— Begin ENTRIES PROVIDED —

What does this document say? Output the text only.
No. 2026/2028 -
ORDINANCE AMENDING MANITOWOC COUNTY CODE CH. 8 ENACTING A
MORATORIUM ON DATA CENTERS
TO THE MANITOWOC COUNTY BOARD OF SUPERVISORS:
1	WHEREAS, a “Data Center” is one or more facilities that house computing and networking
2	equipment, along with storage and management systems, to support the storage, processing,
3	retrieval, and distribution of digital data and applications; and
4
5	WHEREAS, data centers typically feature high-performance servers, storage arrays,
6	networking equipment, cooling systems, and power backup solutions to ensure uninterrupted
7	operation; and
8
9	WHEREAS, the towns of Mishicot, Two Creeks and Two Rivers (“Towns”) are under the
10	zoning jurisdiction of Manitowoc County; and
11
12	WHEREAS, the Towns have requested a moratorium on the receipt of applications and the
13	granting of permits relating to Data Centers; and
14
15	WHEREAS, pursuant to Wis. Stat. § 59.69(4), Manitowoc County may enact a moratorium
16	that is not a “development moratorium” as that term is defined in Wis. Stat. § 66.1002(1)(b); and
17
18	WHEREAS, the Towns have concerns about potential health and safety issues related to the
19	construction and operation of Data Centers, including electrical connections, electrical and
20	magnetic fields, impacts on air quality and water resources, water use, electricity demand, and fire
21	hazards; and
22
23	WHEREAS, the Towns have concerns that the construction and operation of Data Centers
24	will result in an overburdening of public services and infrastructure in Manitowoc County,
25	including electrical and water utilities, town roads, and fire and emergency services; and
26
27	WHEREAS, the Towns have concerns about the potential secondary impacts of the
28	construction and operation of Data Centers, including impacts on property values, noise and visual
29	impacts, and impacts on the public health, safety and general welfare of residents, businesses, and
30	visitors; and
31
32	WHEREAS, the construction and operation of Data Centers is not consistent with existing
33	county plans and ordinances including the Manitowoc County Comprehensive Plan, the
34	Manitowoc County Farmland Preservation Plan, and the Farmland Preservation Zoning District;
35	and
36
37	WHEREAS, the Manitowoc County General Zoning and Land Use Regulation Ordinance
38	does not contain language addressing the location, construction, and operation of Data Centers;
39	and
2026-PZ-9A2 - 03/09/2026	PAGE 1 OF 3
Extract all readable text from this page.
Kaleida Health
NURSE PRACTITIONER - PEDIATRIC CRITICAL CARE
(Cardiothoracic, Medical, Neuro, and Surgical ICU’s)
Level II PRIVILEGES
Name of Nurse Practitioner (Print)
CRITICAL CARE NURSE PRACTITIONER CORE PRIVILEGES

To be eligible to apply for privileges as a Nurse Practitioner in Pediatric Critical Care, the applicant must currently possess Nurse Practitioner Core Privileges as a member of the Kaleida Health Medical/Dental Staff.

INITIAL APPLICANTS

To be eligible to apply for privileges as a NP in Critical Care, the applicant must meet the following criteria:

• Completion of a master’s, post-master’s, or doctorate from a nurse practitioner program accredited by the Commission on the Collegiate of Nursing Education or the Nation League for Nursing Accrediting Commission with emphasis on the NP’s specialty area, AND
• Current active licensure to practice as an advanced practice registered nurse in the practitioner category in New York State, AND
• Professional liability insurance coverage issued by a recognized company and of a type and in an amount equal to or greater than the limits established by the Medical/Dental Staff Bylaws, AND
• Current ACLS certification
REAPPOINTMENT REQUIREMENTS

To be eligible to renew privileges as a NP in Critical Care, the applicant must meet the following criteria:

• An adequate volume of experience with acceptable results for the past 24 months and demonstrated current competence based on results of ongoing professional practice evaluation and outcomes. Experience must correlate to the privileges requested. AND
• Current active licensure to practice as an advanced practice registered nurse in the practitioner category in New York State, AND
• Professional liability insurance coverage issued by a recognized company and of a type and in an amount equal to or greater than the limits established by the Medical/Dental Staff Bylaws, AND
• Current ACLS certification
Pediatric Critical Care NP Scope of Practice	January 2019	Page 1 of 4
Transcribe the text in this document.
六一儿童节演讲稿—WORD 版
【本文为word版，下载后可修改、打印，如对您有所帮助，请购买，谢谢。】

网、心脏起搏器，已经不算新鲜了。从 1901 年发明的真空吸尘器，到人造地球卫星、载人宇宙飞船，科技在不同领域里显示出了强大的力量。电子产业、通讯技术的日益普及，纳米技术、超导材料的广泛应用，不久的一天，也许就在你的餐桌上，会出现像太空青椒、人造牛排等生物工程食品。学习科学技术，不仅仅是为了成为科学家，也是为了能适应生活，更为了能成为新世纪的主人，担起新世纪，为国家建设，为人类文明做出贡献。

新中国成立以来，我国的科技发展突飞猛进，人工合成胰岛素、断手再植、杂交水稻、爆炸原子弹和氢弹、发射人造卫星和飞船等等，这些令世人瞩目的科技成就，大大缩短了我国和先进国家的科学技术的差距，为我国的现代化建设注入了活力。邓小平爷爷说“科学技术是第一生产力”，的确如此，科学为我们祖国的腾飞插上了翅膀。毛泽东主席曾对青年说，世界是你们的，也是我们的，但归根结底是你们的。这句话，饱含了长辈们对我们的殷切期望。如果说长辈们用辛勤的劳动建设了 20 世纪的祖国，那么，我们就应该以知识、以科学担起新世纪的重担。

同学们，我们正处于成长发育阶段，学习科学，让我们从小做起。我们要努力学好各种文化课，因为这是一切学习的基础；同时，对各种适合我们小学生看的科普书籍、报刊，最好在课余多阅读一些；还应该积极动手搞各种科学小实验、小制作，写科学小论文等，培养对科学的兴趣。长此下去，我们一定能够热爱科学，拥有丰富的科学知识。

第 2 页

— End ENTRIES PROVIDED —

DIRECTIVE: In the lines above, find each one with "that" and list it.

EXERCISE ANSWER:
1	WHEREAS, a “Data Center” is one or more facilities that house computing and networking
16	that is not a “development moratorium” as that term is defined in Wis. Stat. § 66.1002(1)(b); and
23	WHEREAS, the Towns have concerns that the construction and operation of Data Centers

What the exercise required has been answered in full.